BEGIN

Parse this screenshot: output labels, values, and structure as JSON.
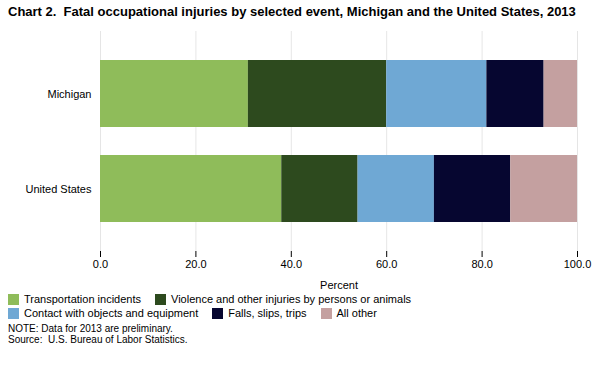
{
  "chart_data": {
    "type": "bar",
    "orientation": "horizontal",
    "stacked": true,
    "title": "Chart 2.  Fatal occupational injuries by selected event, Michigan and the United States, 2013",
    "categories": [
      "Michigan",
      "United States"
    ],
    "series": [
      {
        "name": "Transportation incidents",
        "color": "#8fbc5a",
        "values": [
          31.0,
          38.0
        ]
      },
      {
        "name": "Violence and other injuries by persons or animals",
        "color": "#2d4a1e",
        "values": [
          29.0,
          16.0
        ]
      },
      {
        "name": "Contact with objects and equipment",
        "color": "#6fa8d4",
        "values": [
          21.0,
          16.0
        ]
      },
      {
        "name": "Falls, slips, trips",
        "color": "#060630",
        "values": [
          12.0,
          16.0
        ]
      },
      {
        "name": "All other",
        "color": "#c4a0a0",
        "values": [
          7.0,
          14.0
        ]
      }
    ],
    "xlabel": "Percent",
    "xlim": [
      0,
      100
    ],
    "xticks": [
      {
        "value": 0,
        "label": "0.0"
      },
      {
        "value": 20,
        "label": "20.0"
      },
      {
        "value": 40,
        "label": "40.0"
      },
      {
        "value": 60,
        "label": "60.0"
      },
      {
        "value": 80,
        "label": "80.0"
      },
      {
        "value": 100,
        "label": "100.0"
      }
    ],
    "grid": true,
    "legend": "bottom",
    "caption": "NOTE: Data for 2013 are preliminary.\nSource:  U.S. Bureau of Labor Statistics."
  }
}
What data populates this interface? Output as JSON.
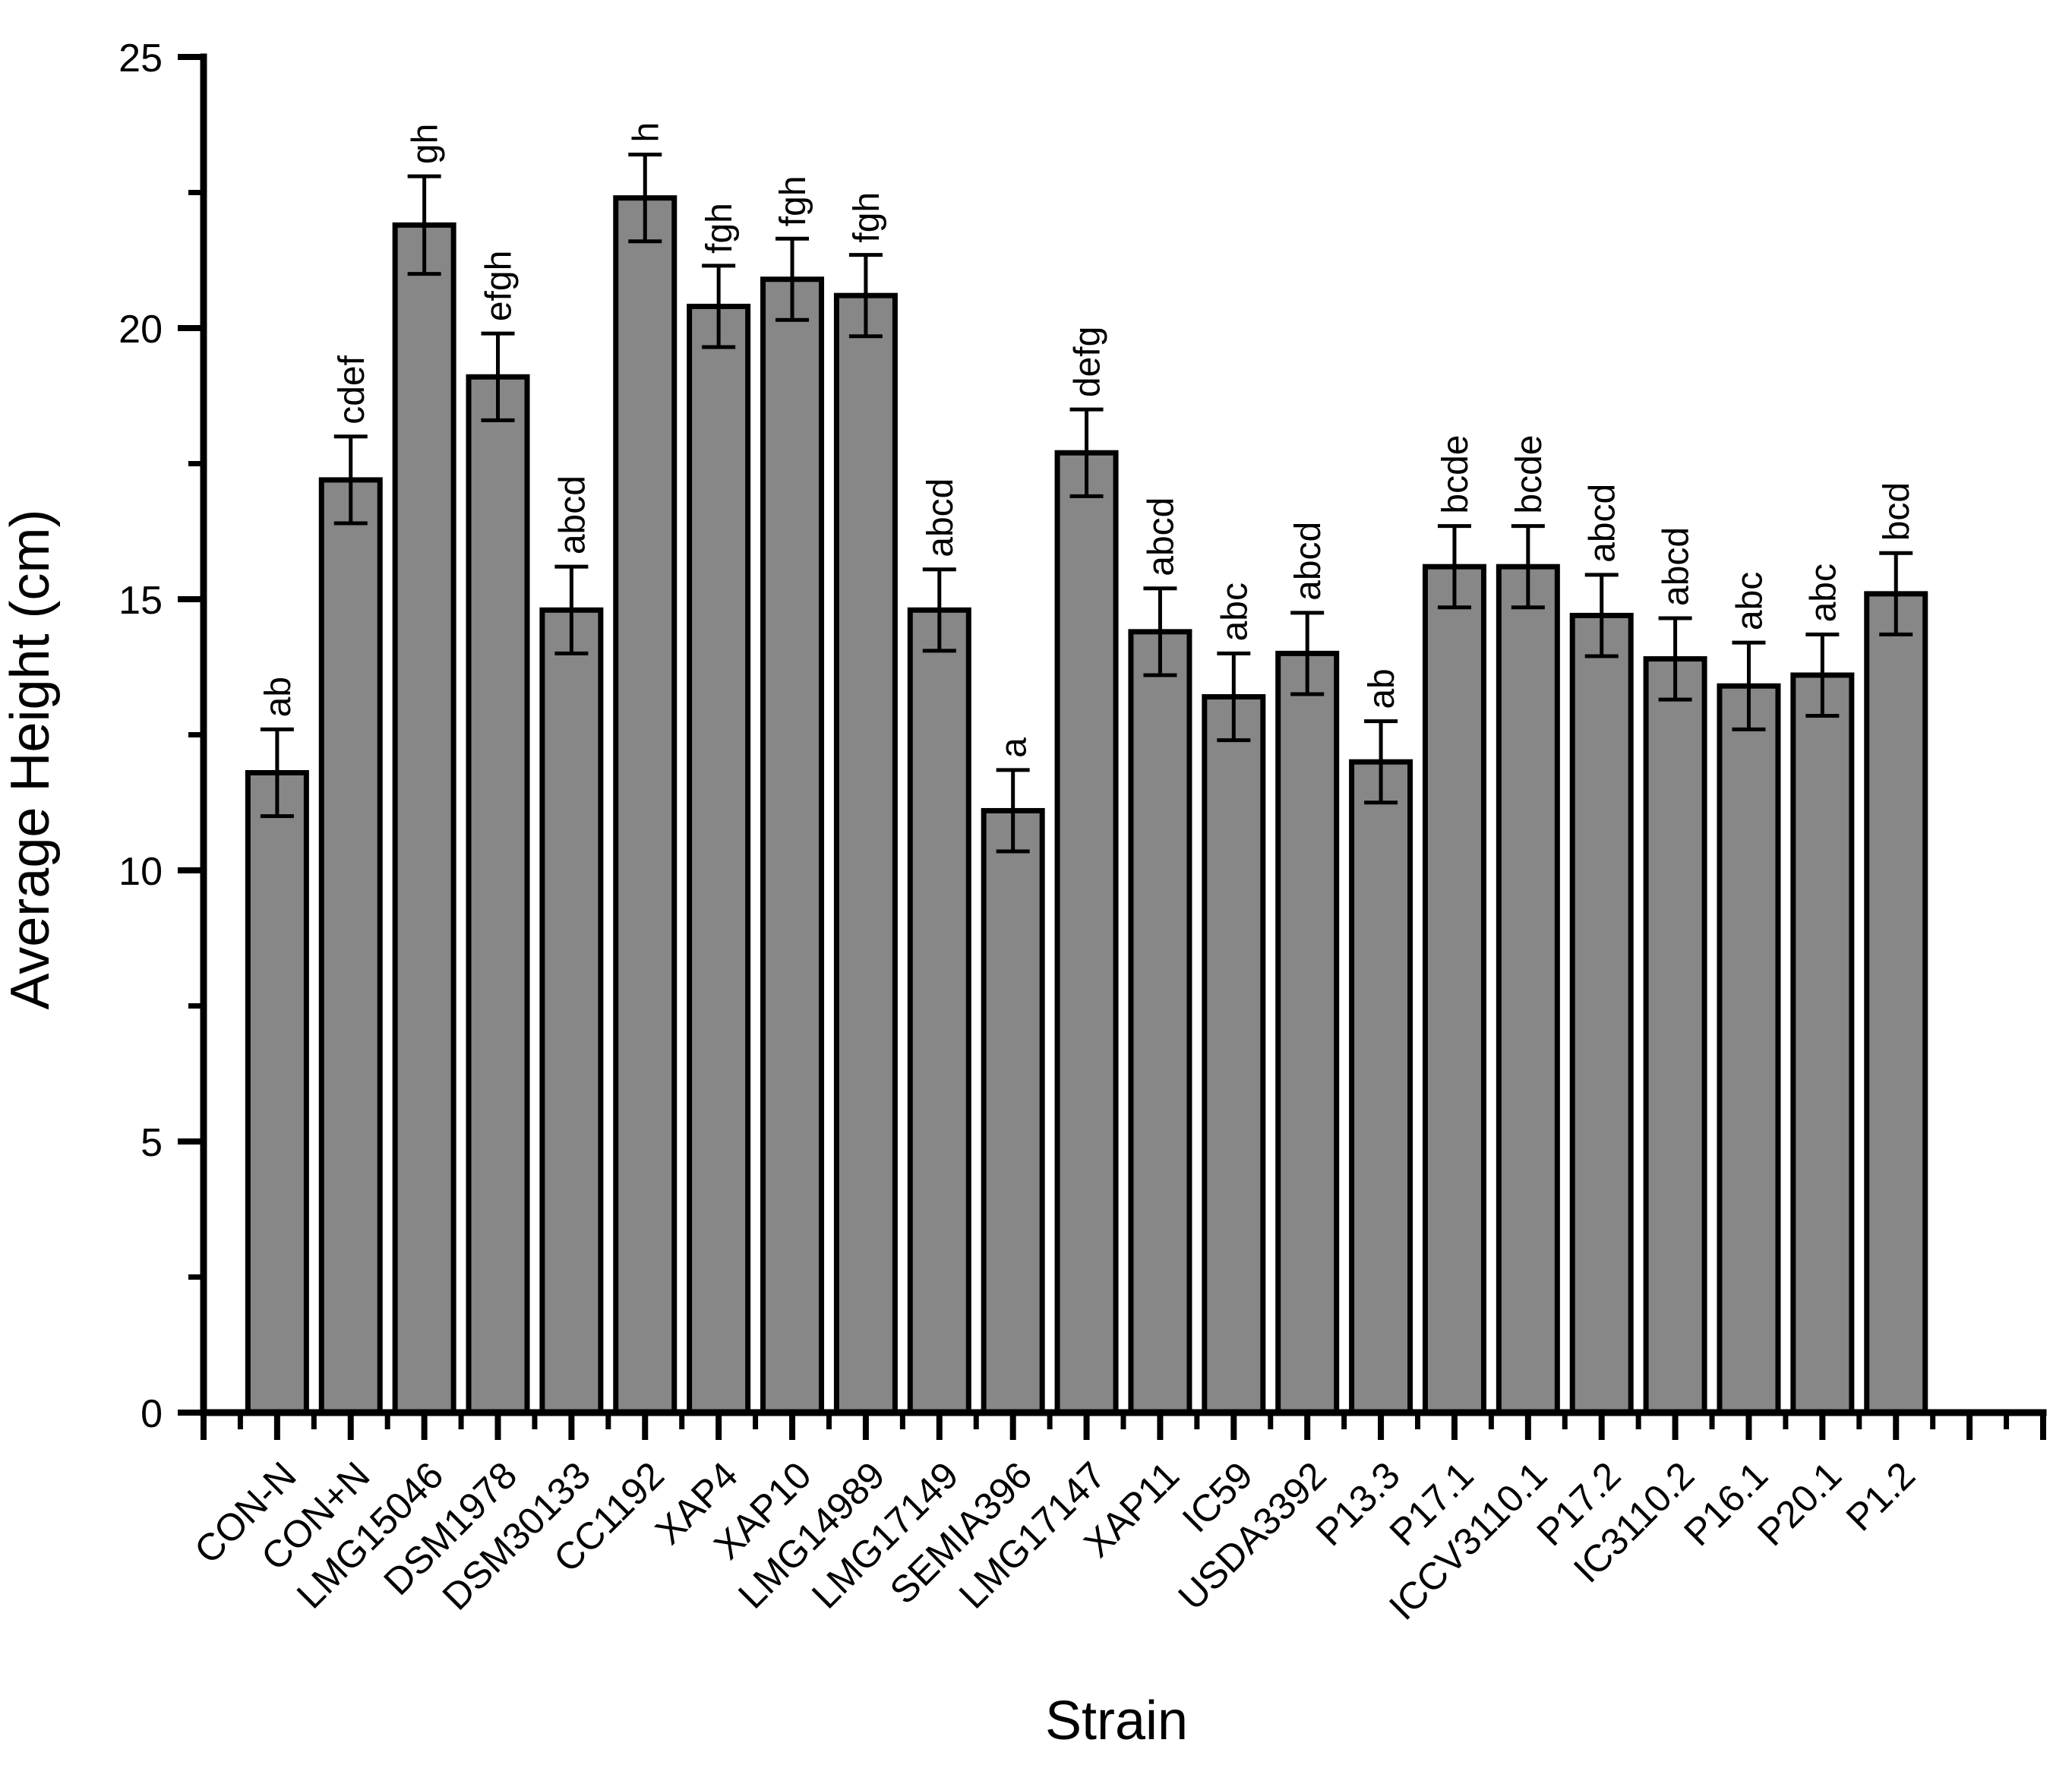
{
  "chart_data": {
    "type": "bar",
    "title": "",
    "xlabel": "Strain",
    "ylabel": "Average Height (cm)",
    "ylim": [
      0,
      25
    ],
    "y_major_ticks": [
      0,
      5,
      10,
      15,
      20,
      25
    ],
    "y_major_tick_labels": [
      "0",
      "5",
      "10",
      "15",
      "20",
      "25"
    ],
    "y_minor_ticks": [
      2.5,
      7.5,
      12.5,
      17.5,
      22.5
    ],
    "grid": false,
    "legend": "none",
    "bar_color": "#878787",
    "bar_border_color": "#000000",
    "error_bar_color": "#000000",
    "empty_right_category_slots": 2,
    "categories": [
      "CON-N",
      "CON+N",
      "LMG15046",
      "DSM1978",
      "DSM30133",
      "CC1192",
      "XAP4",
      "XAP10",
      "LMG14989",
      "LMG17149",
      "SEMIA396",
      "LMG17147",
      "XAP11",
      "IC59",
      "USDA3392",
      "P13.3",
      "P17.1",
      "ICCV3110.1",
      "P17.2",
      "IC3110.2",
      "P16.1",
      "P20.1",
      "P1.2"
    ],
    "series": [
      {
        "name": "Average Height (cm)",
        "values": [
          11.8,
          17.2,
          21.9,
          19.1,
          14.8,
          22.4,
          20.4,
          20.9,
          20.6,
          14.8,
          11.1,
          17.7,
          14.4,
          13.2,
          14.0,
          12.0,
          15.6,
          15.6,
          14.7,
          13.9,
          13.4,
          13.6,
          15.1
        ],
        "errors": [
          0.8,
          0.8,
          0.9,
          0.8,
          0.8,
          0.8,
          0.75,
          0.75,
          0.75,
          0.75,
          0.75,
          0.8,
          0.8,
          0.8,
          0.75,
          0.75,
          0.75,
          0.75,
          0.75,
          0.75,
          0.8,
          0.75,
          0.75
        ],
        "significance_letters": [
          "ab",
          "cdef",
          "gh",
          "efgh",
          "abcd",
          "h",
          "fgh",
          "fgh",
          "fgh",
          "abcd",
          "a",
          "defg",
          "abcd",
          "abc",
          "abcd",
          "ab",
          "bcde",
          "bcde",
          "abcd",
          "abcd",
          "abc",
          "abc",
          "bcd"
        ]
      }
    ]
  }
}
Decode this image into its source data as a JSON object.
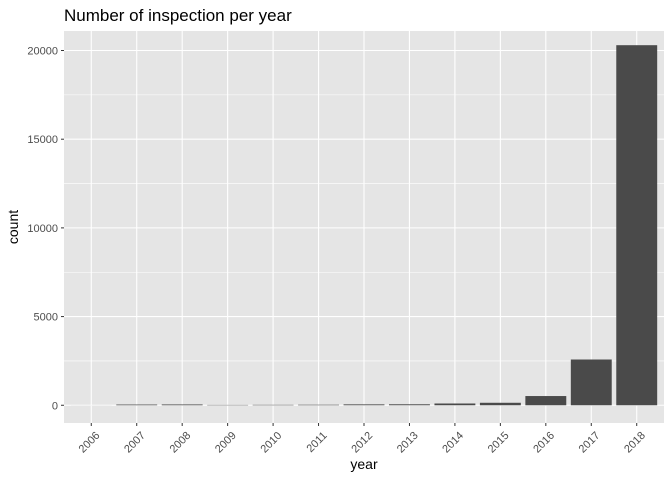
{
  "chart_data": {
    "type": "bar",
    "title": "Number of inspection per year",
    "xlabel": "year",
    "ylabel": "count",
    "categories": [
      "2006",
      "2007",
      "2008",
      "2009",
      "2010",
      "2011",
      "2012",
      "2013",
      "2014",
      "2015",
      "2016",
      "2017",
      "2018"
    ],
    "values": [
      2,
      40,
      45,
      20,
      25,
      30,
      50,
      55,
      100,
      140,
      520,
      2580,
      20300
    ],
    "ylim": [
      -1000,
      21100
    ],
    "yticks": [
      0,
      5000,
      10000,
      15000,
      20000
    ],
    "grid": true,
    "legend": "none",
    "colors": {
      "panel_background": "#e5e5e5",
      "grid_major": "#ffffff",
      "bar_fill": "#4a4a4a",
      "tick_text": "#4d4d4d"
    }
  }
}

END

== Problem ==
Copy out the entries verbatim and leave the images out.

== The reply ==
Parse this screenshot: output labels, values, and structure as JSON.
{
  "chart_data": {
    "type": "bar",
    "orientation": "horizontal",
    "stacked": true,
    "title": "Chart 2.  Fatal occupational injuries by selected event, Michigan and the United States, 2013",
    "categories": [
      "Michigan",
      "United States"
    ],
    "series": [
      {
        "name": "Transportation incidents",
        "color": "#8fbc5a",
        "values": [
          31.0,
          38.0
        ]
      },
      {
        "name": "Violence and other injuries by persons or animals",
        "color": "#2d4a1e",
        "values": [
          29.0,
          16.0
        ]
      },
      {
        "name": "Contact with objects and equipment",
        "color": "#6fa8d4",
        "values": [
          21.0,
          16.0
        ]
      },
      {
        "name": "Falls, slips, trips",
        "color": "#060630",
        "values": [
          12.0,
          16.0
        ]
      },
      {
        "name": "All other",
        "color": "#c4a0a0",
        "values": [
          7.0,
          14.0
        ]
      }
    ],
    "xlabel": "Percent",
    "xlim": [
      0,
      100
    ],
    "xticks": [
      {
        "value": 0,
        "label": "0.0"
      },
      {
        "value": 20,
        "label": "20.0"
      },
      {
        "value": 40,
        "label": "40.0"
      },
      {
        "value": 60,
        "label": "60.0"
      },
      {
        "value": 80,
        "label": "80.0"
      },
      {
        "value": 100,
        "label": "100.0"
      }
    ],
    "grid": true,
    "legend": "bottom",
    "caption": "NOTE: Data for 2013 are preliminary.\nSource:  U.S. Bureau of Labor Statistics."
  }
}
What data populates this interface? Output as JSON.
{
  "chart_data": {
    "type": "bar",
    "title": "",
    "xlabel": "Strain",
    "ylabel": "Average Height (cm)",
    "ylim": [
      0,
      25
    ],
    "y_major_ticks": [
      0,
      5,
      10,
      15,
      20,
      25
    ],
    "y_major_tick_labels": [
      "0",
      "5",
      "10",
      "15",
      "20",
      "25"
    ],
    "y_minor_ticks": [
      2.5,
      7.5,
      12.5,
      17.5,
      22.5
    ],
    "grid": false,
    "legend": "none",
    "bar_color": "#878787",
    "bar_border_color": "#000000",
    "error_bar_color": "#000000",
    "empty_right_category_slots": 2,
    "categories": [
      "CON-N",
      "CON+N",
      "LMG15046",
      "DSM1978",
      "DSM30133",
      "CC1192",
      "XAP4",
      "XAP10",
      "LMG14989",
      "LMG17149",
      "SEMIA396",
      "LMG17147",
      "XAP11",
      "IC59",
      "USDA3392",
      "P13.3",
      "P17.1",
      "ICCV3110.1",
      "P17.2",
      "IC3110.2",
      "P16.1",
      "P20.1",
      "P1.2"
    ],
    "series": [
      {
        "name": "Average Height (cm)",
        "values": [
          11.8,
          17.2,
          21.9,
          19.1,
          14.8,
          22.4,
          20.4,
          20.9,
          20.6,
          14.8,
          11.1,
          17.7,
          14.4,
          13.2,
          14.0,
          12.0,
          15.6,
          15.6,
          14.7,
          13.9,
          13.4,
          13.6,
          15.1
        ],
        "errors": [
          0.8,
          0.8,
          0.9,
          0.8,
          0.8,
          0.8,
          0.75,
          0.75,
          0.75,
          0.75,
          0.75,
          0.8,
          0.8,
          0.8,
          0.75,
          0.75,
          0.75,
          0.75,
          0.75,
          0.75,
          0.8,
          0.75,
          0.75
        ],
        "significance_letters": [
          "ab",
          "cdef",
          "gh",
          "efgh",
          "abcd",
          "h",
          "fgh",
          "fgh",
          "fgh",
          "abcd",
          "a",
          "defg",
          "abcd",
          "abc",
          "abcd",
          "ab",
          "bcde",
          "bcde",
          "abcd",
          "abcd",
          "abc",
          "abc",
          "bcd"
        ]
      }
    ]
  }
}
Decode this image into its source data as a JSON object.
{
  "chart_data": {
    "type": "bar",
    "title": "Number of inspection per year",
    "xlabel": "year",
    "ylabel": "count",
    "categories": [
      "2006",
      "2007",
      "2008",
      "2009",
      "2010",
      "2011",
      "2012",
      "2013",
      "2014",
      "2015",
      "2016",
      "2017",
      "2018"
    ],
    "values": [
      2,
      40,
      45,
      20,
      25,
      30,
      50,
      55,
      100,
      140,
      520,
      2580,
      20300
    ],
    "ylim": [
      -1000,
      21100
    ],
    "yticks": [
      0,
      5000,
      10000,
      15000,
      20000
    ],
    "grid": true,
    "legend": "none",
    "colors": {
      "panel_background": "#e5e5e5",
      "grid_major": "#ffffff",
      "bar_fill": "#4a4a4a",
      "tick_text": "#4d4d4d"
    }
  }
}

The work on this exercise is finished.